## Task requirements
Report, as a bare number, how many lines contain the string "leaf".

Entries taken from a collection:
[Start]
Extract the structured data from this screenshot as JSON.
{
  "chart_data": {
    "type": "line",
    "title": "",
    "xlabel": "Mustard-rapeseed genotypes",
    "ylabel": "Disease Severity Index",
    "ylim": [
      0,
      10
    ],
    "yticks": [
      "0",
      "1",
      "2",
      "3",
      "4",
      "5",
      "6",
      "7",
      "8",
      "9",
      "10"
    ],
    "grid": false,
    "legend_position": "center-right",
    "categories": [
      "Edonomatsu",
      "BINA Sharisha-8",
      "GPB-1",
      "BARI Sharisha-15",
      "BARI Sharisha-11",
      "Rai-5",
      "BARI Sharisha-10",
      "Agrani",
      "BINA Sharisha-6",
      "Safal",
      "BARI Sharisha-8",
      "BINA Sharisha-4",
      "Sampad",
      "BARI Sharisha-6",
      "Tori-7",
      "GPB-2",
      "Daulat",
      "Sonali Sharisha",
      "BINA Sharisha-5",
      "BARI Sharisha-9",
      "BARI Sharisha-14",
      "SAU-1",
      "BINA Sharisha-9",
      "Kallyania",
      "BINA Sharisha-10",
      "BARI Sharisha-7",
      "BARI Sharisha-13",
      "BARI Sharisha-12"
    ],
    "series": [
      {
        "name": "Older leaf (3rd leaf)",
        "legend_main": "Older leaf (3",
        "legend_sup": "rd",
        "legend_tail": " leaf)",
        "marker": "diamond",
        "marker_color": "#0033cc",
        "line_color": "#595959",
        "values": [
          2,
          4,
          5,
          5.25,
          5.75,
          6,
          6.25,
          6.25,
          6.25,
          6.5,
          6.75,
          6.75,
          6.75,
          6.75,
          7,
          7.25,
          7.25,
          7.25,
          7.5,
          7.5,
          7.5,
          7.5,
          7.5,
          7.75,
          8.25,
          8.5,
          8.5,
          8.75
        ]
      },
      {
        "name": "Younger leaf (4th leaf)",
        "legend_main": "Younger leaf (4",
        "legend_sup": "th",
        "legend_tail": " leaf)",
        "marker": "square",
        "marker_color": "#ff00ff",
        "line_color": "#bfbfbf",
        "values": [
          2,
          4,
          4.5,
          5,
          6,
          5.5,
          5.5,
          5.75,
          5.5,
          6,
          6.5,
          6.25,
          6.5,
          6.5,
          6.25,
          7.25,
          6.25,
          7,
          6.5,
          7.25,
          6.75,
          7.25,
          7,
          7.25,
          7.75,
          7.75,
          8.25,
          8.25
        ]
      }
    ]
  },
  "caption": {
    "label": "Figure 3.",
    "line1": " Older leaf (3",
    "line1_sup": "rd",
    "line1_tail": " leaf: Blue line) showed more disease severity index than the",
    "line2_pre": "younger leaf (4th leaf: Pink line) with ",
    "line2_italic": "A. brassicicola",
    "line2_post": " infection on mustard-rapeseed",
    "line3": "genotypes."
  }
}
[End]
## Reply to the task
9